— Start of Exercise data —
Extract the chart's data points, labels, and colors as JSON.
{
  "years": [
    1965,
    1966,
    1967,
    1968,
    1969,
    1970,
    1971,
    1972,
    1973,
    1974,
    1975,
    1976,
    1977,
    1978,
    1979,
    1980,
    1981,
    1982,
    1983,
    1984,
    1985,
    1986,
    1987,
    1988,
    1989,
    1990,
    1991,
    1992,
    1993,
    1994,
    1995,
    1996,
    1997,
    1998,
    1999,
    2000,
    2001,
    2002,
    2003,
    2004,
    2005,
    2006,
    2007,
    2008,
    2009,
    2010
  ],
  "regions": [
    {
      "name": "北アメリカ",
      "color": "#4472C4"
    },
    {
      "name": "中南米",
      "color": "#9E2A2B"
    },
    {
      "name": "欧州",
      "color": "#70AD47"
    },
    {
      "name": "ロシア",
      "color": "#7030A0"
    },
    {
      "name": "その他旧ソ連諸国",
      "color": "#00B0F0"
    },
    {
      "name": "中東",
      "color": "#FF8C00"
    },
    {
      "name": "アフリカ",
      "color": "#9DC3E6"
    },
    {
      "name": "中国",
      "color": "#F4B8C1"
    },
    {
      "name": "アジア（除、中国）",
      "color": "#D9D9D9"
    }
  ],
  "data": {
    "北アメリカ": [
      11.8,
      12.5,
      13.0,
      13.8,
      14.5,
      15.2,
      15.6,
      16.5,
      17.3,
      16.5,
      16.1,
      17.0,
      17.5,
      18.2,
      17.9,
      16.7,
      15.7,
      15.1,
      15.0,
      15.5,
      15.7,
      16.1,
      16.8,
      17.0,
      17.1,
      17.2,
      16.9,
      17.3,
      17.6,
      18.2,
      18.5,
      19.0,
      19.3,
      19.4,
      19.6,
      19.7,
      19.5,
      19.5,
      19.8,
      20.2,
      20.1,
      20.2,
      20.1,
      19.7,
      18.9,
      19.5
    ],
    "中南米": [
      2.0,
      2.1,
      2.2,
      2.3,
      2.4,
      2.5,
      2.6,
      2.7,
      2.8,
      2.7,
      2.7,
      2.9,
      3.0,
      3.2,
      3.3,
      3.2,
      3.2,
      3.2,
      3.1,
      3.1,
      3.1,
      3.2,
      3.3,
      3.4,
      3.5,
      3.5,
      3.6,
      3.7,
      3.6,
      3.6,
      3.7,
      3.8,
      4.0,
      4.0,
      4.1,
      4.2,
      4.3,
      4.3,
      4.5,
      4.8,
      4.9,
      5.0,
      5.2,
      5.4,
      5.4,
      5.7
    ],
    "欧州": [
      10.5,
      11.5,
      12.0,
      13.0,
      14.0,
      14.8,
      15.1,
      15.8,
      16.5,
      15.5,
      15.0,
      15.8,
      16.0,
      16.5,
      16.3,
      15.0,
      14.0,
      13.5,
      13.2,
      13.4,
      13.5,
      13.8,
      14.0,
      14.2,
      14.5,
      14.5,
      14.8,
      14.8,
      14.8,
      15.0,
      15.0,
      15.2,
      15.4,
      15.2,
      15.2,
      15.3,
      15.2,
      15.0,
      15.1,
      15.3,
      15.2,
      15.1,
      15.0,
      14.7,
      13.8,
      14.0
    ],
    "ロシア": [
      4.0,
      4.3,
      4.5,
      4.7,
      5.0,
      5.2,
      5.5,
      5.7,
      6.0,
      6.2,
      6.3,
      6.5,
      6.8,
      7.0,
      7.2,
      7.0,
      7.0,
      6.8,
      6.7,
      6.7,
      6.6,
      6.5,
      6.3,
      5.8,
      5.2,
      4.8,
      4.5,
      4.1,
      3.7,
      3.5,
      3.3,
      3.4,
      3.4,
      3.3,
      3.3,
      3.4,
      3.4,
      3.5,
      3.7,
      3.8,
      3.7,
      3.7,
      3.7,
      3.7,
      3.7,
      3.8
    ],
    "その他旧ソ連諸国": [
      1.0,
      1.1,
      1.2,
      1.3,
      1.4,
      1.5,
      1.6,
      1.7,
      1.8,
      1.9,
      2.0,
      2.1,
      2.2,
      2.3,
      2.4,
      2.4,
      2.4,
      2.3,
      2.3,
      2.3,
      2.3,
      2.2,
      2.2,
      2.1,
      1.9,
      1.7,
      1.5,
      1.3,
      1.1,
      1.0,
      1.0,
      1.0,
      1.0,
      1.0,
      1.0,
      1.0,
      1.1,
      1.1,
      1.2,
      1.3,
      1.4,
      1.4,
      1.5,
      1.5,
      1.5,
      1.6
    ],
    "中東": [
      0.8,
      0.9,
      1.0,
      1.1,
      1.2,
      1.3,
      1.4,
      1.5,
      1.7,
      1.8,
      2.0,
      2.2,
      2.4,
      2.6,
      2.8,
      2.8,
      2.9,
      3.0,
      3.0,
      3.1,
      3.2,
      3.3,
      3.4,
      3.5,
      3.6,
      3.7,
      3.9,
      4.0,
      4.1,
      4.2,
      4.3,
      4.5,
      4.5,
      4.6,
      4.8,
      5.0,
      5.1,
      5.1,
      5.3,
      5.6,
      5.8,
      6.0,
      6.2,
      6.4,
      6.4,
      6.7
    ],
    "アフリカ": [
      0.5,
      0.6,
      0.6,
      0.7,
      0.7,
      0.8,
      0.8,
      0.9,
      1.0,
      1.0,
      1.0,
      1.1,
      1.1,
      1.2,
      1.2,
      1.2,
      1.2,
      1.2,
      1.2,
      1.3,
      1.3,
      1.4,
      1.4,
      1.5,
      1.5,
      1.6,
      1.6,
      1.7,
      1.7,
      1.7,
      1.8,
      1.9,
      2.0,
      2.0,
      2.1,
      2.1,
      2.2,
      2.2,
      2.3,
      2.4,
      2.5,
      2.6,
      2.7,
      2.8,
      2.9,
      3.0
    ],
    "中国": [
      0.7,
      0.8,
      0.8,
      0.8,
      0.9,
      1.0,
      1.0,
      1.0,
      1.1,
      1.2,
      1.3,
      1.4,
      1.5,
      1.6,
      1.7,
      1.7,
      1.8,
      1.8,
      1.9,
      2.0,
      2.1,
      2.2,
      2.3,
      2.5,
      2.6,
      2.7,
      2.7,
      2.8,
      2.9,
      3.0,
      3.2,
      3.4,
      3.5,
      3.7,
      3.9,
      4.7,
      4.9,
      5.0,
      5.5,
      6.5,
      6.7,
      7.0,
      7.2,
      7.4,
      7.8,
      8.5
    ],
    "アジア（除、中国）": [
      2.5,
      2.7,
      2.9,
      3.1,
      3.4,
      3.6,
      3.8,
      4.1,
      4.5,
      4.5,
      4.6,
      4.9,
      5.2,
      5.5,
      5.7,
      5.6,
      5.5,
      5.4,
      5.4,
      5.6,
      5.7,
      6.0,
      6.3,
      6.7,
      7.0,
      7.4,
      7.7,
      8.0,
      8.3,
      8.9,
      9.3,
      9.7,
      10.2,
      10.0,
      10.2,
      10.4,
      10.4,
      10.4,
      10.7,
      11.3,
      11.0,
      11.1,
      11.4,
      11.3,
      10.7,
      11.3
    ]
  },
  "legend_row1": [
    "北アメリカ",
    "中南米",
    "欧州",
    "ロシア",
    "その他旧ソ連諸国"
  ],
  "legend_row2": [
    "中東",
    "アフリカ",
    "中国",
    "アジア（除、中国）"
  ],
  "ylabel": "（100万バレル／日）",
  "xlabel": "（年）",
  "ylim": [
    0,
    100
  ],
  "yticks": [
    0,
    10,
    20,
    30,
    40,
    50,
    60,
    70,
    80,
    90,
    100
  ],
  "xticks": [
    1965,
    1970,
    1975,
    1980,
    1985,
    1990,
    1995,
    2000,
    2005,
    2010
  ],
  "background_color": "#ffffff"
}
— End of Exercise data —
Exercise directions —
Retype every entry above, word for word.

Response —
Extract the chart's data points, labels, and colors as JSON.
{
  "years": [
    1965,
    1966,
    1967,
    1968,
    1969,
    1970,
    1971,
    1972,
    1973,
    1974,
    1975,
    1976,
    1977,
    1978,
    1979,
    1980,
    1981,
    1982,
    1983,
    1984,
    1985,
    1986,
    1987,
    1988,
    1989,
    1990,
    1991,
    1992,
    1993,
    1994,
    1995,
    1996,
    1997,
    1998,
    1999,
    2000,
    2001,
    2002,
    2003,
    2004,
    2005,
    2006,
    2007,
    2008,
    2009,
    2010
  ],
  "regions": [
    {
      "name": "北アメリカ",
      "color": "#4472C4"
    },
    {
      "name": "中南米",
      "color": "#9E2A2B"
    },
    {
      "name": "欧州",
      "color": "#70AD47"
    },
    {
      "name": "ロシア",
      "color": "#7030A0"
    },
    {
      "name": "その他旧ソ連諸国",
      "color": "#00B0F0"
    },
    {
      "name": "中東",
      "color": "#FF8C00"
    },
    {
      "name": "アフリカ",
      "color": "#9DC3E6"
    },
    {
      "name": "中国",
      "color": "#F4B8C1"
    },
    {
      "name": "アジア（除、中国）",
      "color": "#D9D9D9"
    }
  ],
  "data": {
    "北アメリカ": [
      11.8,
      12.5,
      13.0,
      13.8,
      14.5,
      15.2,
      15.6,
      16.5,
      17.3,
      16.5,
      16.1,
      17.0,
      17.5,
      18.2,
      17.9,
      16.7,
      15.7,
      15.1,
      15.0,
      15.5,
      15.7,
      16.1,
      16.8,
      17.0,
      17.1,
      17.2,
      16.9,
      17.3,
      17.6,
      18.2,
      18.5,
      19.0,
      19.3,
      19.4,
      19.6,
      19.7,
      19.5,
      19.5,
      19.8,
      20.2,
      20.1,
      20.2,
      20.1,
      19.7,
      18.9,
      19.5
    ],
    "中南米": [
      2.0,
      2.1,
      2.2,
      2.3,
      2.4,
      2.5,
      2.6,
      2.7,
      2.8,
      2.7,
      2.7,
      2.9,
      3.0,
      3.2,
      3.3,
      3.2,
      3.2,
      3.2,
      3.1,
      3.1,
      3.1,
      3.2,
      3.3,
      3.4,
      3.5,
      3.5,
      3.6,
      3.7,
      3.6,
      3.6,
      3.7,
      3.8,
      4.0,
      4.0,
      4.1,
      4.2,
      4.3,
      4.3,
      4.5,
      4.8,
      4.9,
      5.0,
      5.2,
      5.4,
      5.4,
      5.7
    ],
    "欧州": [
      10.5,
      11.5,
      12.0,
      13.0,
      14.0,
      14.8,
      15.1,
      15.8,
      16.5,
      15.5,
      15.0,
      15.8,
      16.0,
      16.5,
      16.3,
      15.0,
      14.0,
      13.5,
      13.2,
      13.4,
      13.5,
      13.8,
      14.0,
      14.2,
      14.5,
      14.5,
      14.8,
      14.8,
      14.8,
      15.0,
      15.0,
      15.2,
      15.4,
      15.2,
      15.2,
      15.3,
      15.2,
      15.0,
      15.1,
      15.3,
      15.2,
      15.1,
      15.0,
      14.7,
      13.8,
      14.0
    ],
    "ロシア": [
      4.0,
      4.3,
      4.5,
      4.7,
      5.0,
      5.2,
      5.5,
      5.7,
      6.0,
      6.2,
      6.3,
      6.5,
      6.8,
      7.0,
      7.2,
      7.0,
      7.0,
      6.8,
      6.7,
      6.7,
      6.6,
      6.5,
      6.3,
      5.8,
      5.2,
      4.8,
      4.5,
      4.1,
      3.7,
      3.5,
      3.3,
      3.4,
      3.4,
      3.3,
      3.3,
      3.4,
      3.4,
      3.5,
      3.7,
      3.8,
      3.7,
      3.7,
      3.7,
      3.7,
      3.7,
      3.8
    ],
    "その他旧ソ連諸国": [
      1.0,
      1.1,
      1.2,
      1.3,
      1.4,
      1.5,
      1.6,
      1.7,
      1.8,
      1.9,
      2.0,
      2.1,
      2.2,
      2.3,
      2.4,
      2.4,
      2.4,
      2.3,
      2.3,
      2.3,
      2.3,
      2.2,
      2.2,
      2.1,
      1.9,
      1.7,
      1.5,
      1.3,
      1.1,
      1.0,
      1.0,
      1.0,
      1.0,
      1.0,
      1.0,
      1.0,
      1.1,
      1.1,
      1.2,
      1.3,
      1.4,
      1.4,
      1.5,
      1.5,
      1.5,
      1.6
    ],
    "中東": [
      0.8,
      0.9,
      1.0,
      1.1,
      1.2,
      1.3,
      1.4,
      1.5,
      1.7,
      1.8,
      2.0,
      2.2,
      2.4,
      2.6,
      2.8,
      2.8,
      2.9,
      3.0,
      3.0,
      3.1,
      3.2,
      3.3,
      3.4,
      3.5,
      3.6,
      3.7,
      3.9,
      4.0,
      4.1,
      4.2,
      4.3,
      4.5,
      4.5,
      4.6,
      4.8,
      5.0,
      5.1,
      5.1,
      5.3,
      5.6,
      5.8,
      6.0,
      6.2,
      6.4,
      6.4,
      6.7
    ],
    "アフリカ": [
      0.5,
      0.6,
      0.6,
      0.7,
      0.7,
      0.8,
      0.8,
      0.9,
      1.0,
      1.0,
      1.0,
      1.1,
      1.1,
      1.2,
      1.2,
      1.2,
      1.2,
      1.2,
      1.2,
      1.3,
      1.3,
      1.4,
      1.4,
      1.5,
      1.5,
      1.6,
      1.6,
      1.7,
      1.7,
      1.7,
      1.8,
      1.9,
      2.0,
      2.0,
      2.1,
      2.1,
      2.2,
      2.2,
      2.3,
      2.4,
      2.5,
      2.6,
      2.7,
      2.8,
      2.9,
      3.0
    ],
    "中国": [
      0.7,
      0.8,
      0.8,
      0.8,
      0.9,
      1.0,
      1.0,
      1.0,
      1.1,
      1.2,
      1.3,
      1.4,
      1.5,
      1.6,
      1.7,
      1.7,
      1.8,
      1.8,
      1.9,
      2.0,
      2.1,
      2.2,
      2.3,
      2.5,
      2.6,
      2.7,
      2.7,
      2.8,
      2.9,
      3.0,
      3.2,
      3.4,
      3.5,
      3.7,
      3.9,
      4.7,
      4.9,
      5.0,
      5.5,
      6.5,
      6.7,
      7.0,
      7.2,
      7.4,
      7.8,
      8.5
    ],
    "アジア（除、中国）": [
      2.5,
      2.7,
      2.9,
      3.1,
      3.4,
      3.6,
      3.8,
      4.1,
      4.5,
      4.5,
      4.6,
      4.9,
      5.2,
      5.5,
      5.7,
      5.6,
      5.5,
      5.4,
      5.4,
      5.6,
      5.7,
      6.0,
      6.3,
      6.7,
      7.0,
      7.4,
      7.7,
      8.0,
      8.3,
      8.9,
      9.3,
      9.7,
      10.2,
      10.0,
      10.2,
      10.4,
      10.4,
      10.4,
      10.7,
      11.3,
      11.0,
      11.1,
      11.4,
      11.3,
      10.7,
      11.3
    ]
  },
  "legend_row1": [
    "北アメリカ",
    "中南米",
    "欧州",
    "ロシア",
    "その他旧ソ連諸国"
  ],
  "legend_row2": [
    "中東",
    "アフリカ",
    "中国",
    "アジア（除、中国）"
  ],
  "ylabel": "（100万バレル／日）",
  "xlabel": "（年）",
  "ylim": [
    0,
    100
  ],
  "yticks": [
    0,
    10,
    20,
    30,
    40,
    50,
    60,
    70,
    80,
    90,
    100
  ],
  "xticks": [
    1965,
    1970,
    1975,
    1980,
    1985,
    1990,
    1995,
    2000,
    2005,
    2010
  ],
  "background_color": "#ffffff"
}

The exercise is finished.